Request: Return all entries precisely as they stand, without the images.

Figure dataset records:
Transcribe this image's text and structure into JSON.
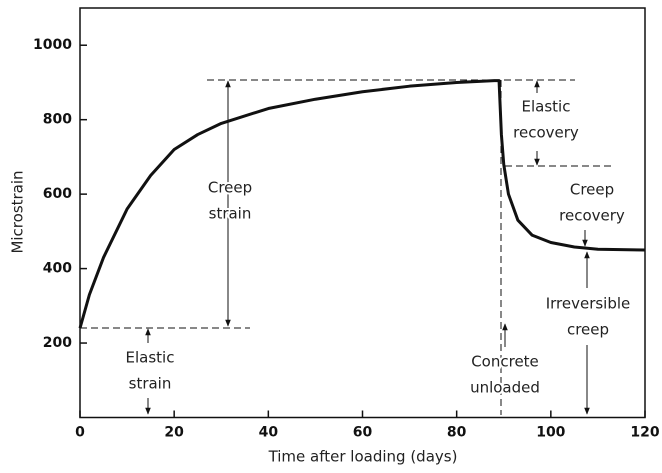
{
  "chart_data": {
    "type": "line",
    "x_label": "Time after loading (days)",
    "y_label": "Microstrain",
    "x": [
      0,
      2,
      5,
      10,
      15,
      20,
      25,
      30,
      40,
      50,
      60,
      70,
      80,
      88,
      89,
      89.5,
      90,
      91,
      93,
      96,
      100,
      105,
      110,
      120
    ],
    "series": [
      {
        "name": "Strain",
        "color": "#111111",
        "values": [
          240,
          330,
          430,
          560,
          650,
          720,
          760,
          790,
          830,
          855,
          875,
          890,
          900,
          905,
          905,
          760,
          680,
          600,
          530,
          490,
          470,
          458,
          452,
          450
        ]
      }
    ],
    "xlim": [
      0,
      120
    ],
    "xticks": [
      0,
      20,
      40,
      60,
      80,
      100,
      120
    ],
    "ylim": [
      0,
      1100
    ],
    "yticks": [
      200,
      400,
      600,
      800,
      1000
    ],
    "annotations": [
      [
        "Creep",
        "strain"
      ],
      [
        "Elastic",
        "strain"
      ],
      [
        "Elastic",
        "recovery"
      ],
      [
        "Creep",
        "recovery"
      ],
      [
        "Irreversible",
        "creep"
      ],
      [
        "Concrete",
        "unloaded"
      ]
    ]
  }
}
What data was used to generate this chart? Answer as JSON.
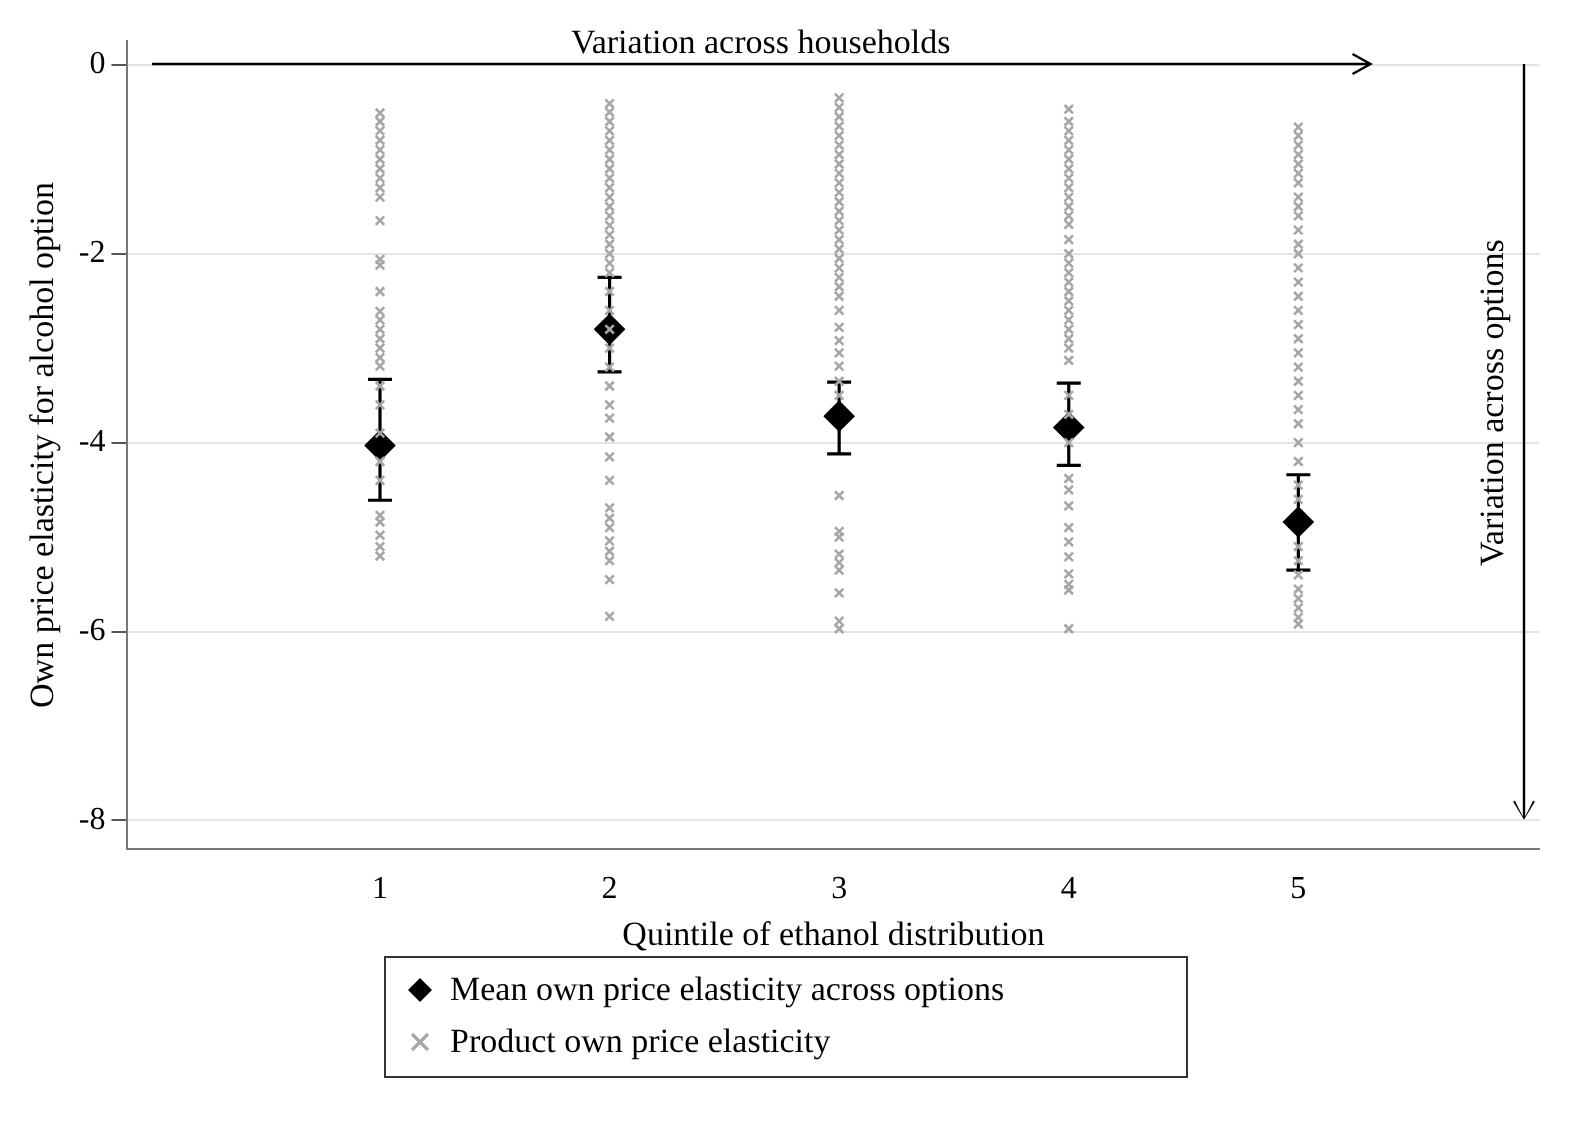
{
  "chart_data": {
    "type": "scatter",
    "xlabel": "Quintile of ethanol distribution",
    "ylabel": "Own price elasticity for alcohol option",
    "annotations": [
      "Variation across households",
      "Variation across options"
    ],
    "xlim": [
      -0.1,
      6.05
    ],
    "xticks": [
      1,
      2,
      3,
      4,
      5
    ],
    "ylim": [
      -8.3,
      0.25
    ],
    "yticks": [
      -8,
      -6,
      -4,
      -2,
      0
    ],
    "grid": "y",
    "legend": "bottom",
    "series": [
      {
        "name": "Product own price elasticity",
        "color": "#a6a6a6",
        "marker": "cross",
        "x": [
          1,
          1,
          1,
          1,
          1,
          1,
          1,
          1,
          1,
          1,
          1,
          1,
          1,
          1,
          1,
          1,
          1,
          1,
          1,
          1,
          1,
          1,
          1,
          1,
          1,
          1,
          1,
          1,
          1,
          1,
          1,
          2,
          2,
          2,
          2,
          2,
          2,
          2,
          2,
          2,
          2,
          2,
          2,
          2,
          2,
          2,
          2,
          2,
          2,
          2,
          2,
          2,
          2,
          2,
          2,
          2,
          2,
          2,
          2,
          2,
          2,
          2,
          2,
          2,
          2,
          2,
          2,
          2,
          2,
          3,
          3,
          3,
          3,
          3,
          3,
          3,
          3,
          3,
          3,
          3,
          3,
          3,
          3,
          3,
          3,
          3,
          3,
          3,
          3,
          3,
          3,
          3,
          3,
          3,
          3,
          3,
          3,
          3,
          3,
          3,
          3,
          3,
          3,
          3,
          3,
          3,
          3,
          4,
          4,
          4,
          4,
          4,
          4,
          4,
          4,
          4,
          4,
          4,
          4,
          4,
          4,
          4,
          4,
          4,
          4,
          4,
          4,
          4,
          4,
          4,
          4,
          4,
          4,
          4,
          4,
          4,
          4,
          4,
          4,
          4,
          4,
          4,
          4,
          4,
          4,
          4,
          5,
          5,
          5,
          5,
          5,
          5,
          5,
          5,
          5,
          5,
          5,
          5,
          5,
          5,
          5,
          5,
          5,
          5,
          5,
          5,
          5,
          5,
          5,
          5,
          5,
          5,
          5,
          5,
          5,
          5,
          5,
          5,
          5,
          5,
          5,
          5,
          5
        ],
        "values": [
          -0.51,
          -0.6,
          -0.7,
          -0.8,
          -0.9,
          -1.0,
          -1.1,
          -1.2,
          -1.3,
          -1.4,
          -1.65,
          -2.06,
          -2.12,
          -2.4,
          -2.61,
          -2.7,
          -2.8,
          -2.9,
          -3.0,
          -3.1,
          -3.19,
          -3.4,
          -3.6,
          -3.9,
          -4.2,
          -4.4,
          -4.77,
          -4.84,
          -4.98,
          -5.1,
          -5.2,
          -0.41,
          -0.5,
          -0.6,
          -0.7,
          -0.8,
          -0.9,
          -1.0,
          -1.1,
          -1.2,
          -1.3,
          -1.4,
          -1.5,
          -1.6,
          -1.7,
          -1.8,
          -1.9,
          -2.0,
          -2.1,
          -2.2,
          -2.4,
          -2.6,
          -2.8,
          -3.0,
          -3.2,
          -3.4,
          -3.6,
          -3.74,
          -3.94,
          -4.15,
          -4.4,
          -4.69,
          -4.8,
          -4.9,
          -5.04,
          -5.15,
          -5.25,
          -5.45,
          -5.84,
          -0.35,
          -0.45,
          -0.55,
          -0.65,
          -0.75,
          -0.85,
          -0.95,
          -1.05,
          -1.15,
          -1.25,
          -1.35,
          -1.45,
          -1.55,
          -1.65,
          -1.75,
          -1.85,
          -1.95,
          -2.05,
          -2.15,
          -2.25,
          -2.35,
          -2.45,
          -2.6,
          -2.78,
          -2.92,
          -3.05,
          -3.19,
          -3.35,
          -3.5,
          -4.56,
          -4.94,
          -5.0,
          -5.18,
          -5.27,
          -5.35,
          -5.59,
          -5.89,
          -5.97,
          -0.47,
          -0.6,
          -0.7,
          -0.8,
          -0.9,
          -1.0,
          -1.1,
          -1.2,
          -1.3,
          -1.4,
          -1.5,
          -1.6,
          -1.69,
          -1.85,
          -2.0,
          -2.1,
          -2.2,
          -2.3,
          -2.4,
          -2.5,
          -2.6,
          -2.7,
          -2.8,
          -2.9,
          -3.0,
          -3.13,
          -3.5,
          -3.7,
          -4.0,
          -4.38,
          -4.5,
          -4.67,
          -4.9,
          -5.05,
          -5.21,
          -5.39,
          -5.5,
          -5.56,
          -5.97,
          -0.66,
          -0.75,
          -0.85,
          -0.95,
          -1.05,
          -1.15,
          -1.25,
          -1.4,
          -1.5,
          -1.6,
          -1.75,
          -1.9,
          -2.0,
          -2.15,
          -2.3,
          -2.45,
          -2.6,
          -2.75,
          -2.9,
          -3.05,
          -3.2,
          -3.35,
          -3.5,
          -3.65,
          -3.8,
          -4.0,
          -4.2,
          -4.45,
          -4.6,
          -5.1,
          -5.25,
          -5.4,
          -5.55,
          -5.65,
          -5.75,
          -5.85,
          -5.92
        ]
      },
      {
        "name": "Mean own price elasticity across options",
        "color": "#000000",
        "marker": "diamond",
        "x": [
          1,
          2,
          3,
          4,
          5
        ],
        "values": [
          -4.03,
          -2.8,
          -3.72,
          -3.84,
          -4.84
        ],
        "errors": [
          [
            -4.61,
            -3.33
          ],
          [
            -3.25,
            -2.25
          ],
          [
            -4.12,
            -3.36
          ],
          [
            -4.24,
            -3.37
          ],
          [
            -5.35,
            -4.34
          ]
        ]
      }
    ]
  }
}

Complete response:
Transcribe this image's text and structure into JSON.
{
  "chart_data": {
    "type": "line",
    "x_label": "Time after loading (days)",
    "y_label": "Microstrain",
    "x": [
      0,
      2,
      5,
      10,
      15,
      20,
      25,
      30,
      40,
      50,
      60,
      70,
      80,
      88,
      89,
      89.5,
      90,
      91,
      93,
      96,
      100,
      105,
      110,
      120
    ],
    "series": [
      {
        "name": "Strain",
        "color": "#111111",
        "values": [
          240,
          330,
          430,
          560,
          650,
          720,
          760,
          790,
          830,
          855,
          875,
          890,
          900,
          905,
          905,
          760,
          680,
          600,
          530,
          490,
          470,
          458,
          452,
          450
        ]
      }
    ],
    "xlim": [
      0,
      120
    ],
    "xticks": [
      0,
      20,
      40,
      60,
      80,
      100,
      120
    ],
    "ylim": [
      0,
      1100
    ],
    "yticks": [
      200,
      400,
      600,
      800,
      1000
    ],
    "annotations": [
      [
        "Creep",
        "strain"
      ],
      [
        "Elastic",
        "strain"
      ],
      [
        "Elastic",
        "recovery"
      ],
      [
        "Creep",
        "recovery"
      ],
      [
        "Irreversible",
        "creep"
      ],
      [
        "Concrete",
        "unloaded"
      ]
    ]
  }
}
What data was used to generate this chart? Answer as JSON.
{
  "chart_data": {
    "type": "scatter",
    "xlabel": "Quintile of ethanol distribution",
    "ylabel": "Own price elasticity for alcohol option",
    "annotations": [
      "Variation across households",
      "Variation across options"
    ],
    "xlim": [
      -0.1,
      6.05
    ],
    "xticks": [
      1,
      2,
      3,
      4,
      5
    ],
    "ylim": [
      -8.3,
      0.25
    ],
    "yticks": [
      -8,
      -6,
      -4,
      -2,
      0
    ],
    "grid": "y",
    "legend": "bottom",
    "series": [
      {
        "name": "Product own price elasticity",
        "color": "#a6a6a6",
        "marker": "cross",
        "x": [
          1,
          1,
          1,
          1,
          1,
          1,
          1,
          1,
          1,
          1,
          1,
          1,
          1,
          1,
          1,
          1,
          1,
          1,
          1,
          1,
          1,
          1,
          1,
          1,
          1,
          1,
          1,
          1,
          1,
          1,
          1,
          2,
          2,
          2,
          2,
          2,
          2,
          2,
          2,
          2,
          2,
          2,
          2,
          2,
          2,
          2,
          2,
          2,
          2,
          2,
          2,
          2,
          2,
          2,
          2,
          2,
          2,
          2,
          2,
          2,
          2,
          2,
          2,
          2,
          2,
          2,
          2,
          2,
          2,
          3,
          3,
          3,
          3,
          3,
          3,
          3,
          3,
          3,
          3,
          3,
          3,
          3,
          3,
          3,
          3,
          3,
          3,
          3,
          3,
          3,
          3,
          3,
          3,
          3,
          3,
          3,
          3,
          3,
          3,
          3,
          3,
          3,
          3,
          3,
          3,
          3,
          3,
          4,
          4,
          4,
          4,
          4,
          4,
          4,
          4,
          4,
          4,
          4,
          4,
          4,
          4,
          4,
          4,
          4,
          4,
          4,
          4,
          4,
          4,
          4,
          4,
          4,
          4,
          4,
          4,
          4,
          4,
          4,
          4,
          4,
          4,
          4,
          4,
          4,
          4,
          4,
          5,
          5,
          5,
          5,
          5,
          5,
          5,
          5,
          5,
          5,
          5,
          5,
          5,
          5,
          5,
          5,
          5,
          5,
          5,
          5,
          5,
          5,
          5,
          5,
          5,
          5,
          5,
          5,
          5,
          5,
          5,
          5,
          5,
          5,
          5,
          5,
          5
        ],
        "values": [
          -0.51,
          -0.6,
          -0.7,
          -0.8,
          -0.9,
          -1.0,
          -1.1,
          -1.2,
          -1.3,
          -1.4,
          -1.65,
          -2.06,
          -2.12,
          -2.4,
          -2.61,
          -2.7,
          -2.8,
          -2.9,
          -3.0,
          -3.1,
          -3.19,
          -3.4,
          -3.6,
          -3.9,
          -4.2,
          -4.4,
          -4.77,
          -4.84,
          -4.98,
          -5.1,
          -5.2,
          -0.41,
          -0.5,
          -0.6,
          -0.7,
          -0.8,
          -0.9,
          -1.0,
          -1.1,
          -1.2,
          -1.3,
          -1.4,
          -1.5,
          -1.6,
          -1.7,
          -1.8,
          -1.9,
          -2.0,
          -2.1,
          -2.2,
          -2.4,
          -2.6,
          -2.8,
          -3.0,
          -3.2,
          -3.4,
          -3.6,
          -3.74,
          -3.94,
          -4.15,
          -4.4,
          -4.69,
          -4.8,
          -4.9,
          -5.04,
          -5.15,
          -5.25,
          -5.45,
          -5.84,
          -0.35,
          -0.45,
          -0.55,
          -0.65,
          -0.75,
          -0.85,
          -0.95,
          -1.05,
          -1.15,
          -1.25,
          -1.35,
          -1.45,
          -1.55,
          -1.65,
          -1.75,
          -1.85,
          -1.95,
          -2.05,
          -2.15,
          -2.25,
          -2.35,
          -2.45,
          -2.6,
          -2.78,
          -2.92,
          -3.05,
          -3.19,
          -3.35,
          -3.5,
          -4.56,
          -4.94,
          -5.0,
          -5.18,
          -5.27,
          -5.35,
          -5.59,
          -5.89,
          -5.97,
          -0.47,
          -0.6,
          -0.7,
          -0.8,
          -0.9,
          -1.0,
          -1.1,
          -1.2,
          -1.3,
          -1.4,
          -1.5,
          -1.6,
          -1.69,
          -1.85,
          -2.0,
          -2.1,
          -2.2,
          -2.3,
          -2.4,
          -2.5,
          -2.6,
          -2.7,
          -2.8,
          -2.9,
          -3.0,
          -3.13,
          -3.5,
          -3.7,
          -4.0,
          -4.38,
          -4.5,
          -4.67,
          -4.9,
          -5.05,
          -5.21,
          -5.39,
          -5.5,
          -5.56,
          -5.97,
          -0.66,
          -0.75,
          -0.85,
          -0.95,
          -1.05,
          -1.15,
          -1.25,
          -1.4,
          -1.5,
          -1.6,
          -1.75,
          -1.9,
          -2.0,
          -2.15,
          -2.3,
          -2.45,
          -2.6,
          -2.75,
          -2.9,
          -3.05,
          -3.2,
          -3.35,
          -3.5,
          -3.65,
          -3.8,
          -4.0,
          -4.2,
          -4.45,
          -4.6,
          -5.1,
          -5.25,
          -5.4,
          -5.55,
          -5.65,
          -5.75,
          -5.85,
          -5.92
        ]
      },
      {
        "name": "Mean own price elasticity across options",
        "color": "#000000",
        "marker": "diamond",
        "x": [
          1,
          2,
          3,
          4,
          5
        ],
        "values": [
          -4.03,
          -2.8,
          -3.72,
          -3.84,
          -4.84
        ],
        "errors": [
          [
            -4.61,
            -3.33
          ],
          [
            -3.25,
            -2.25
          ],
          [
            -4.12,
            -3.36
          ],
          [
            -4.24,
            -3.37
          ],
          [
            -5.35,
            -4.34
          ]
        ]
      }
    ]
  }
}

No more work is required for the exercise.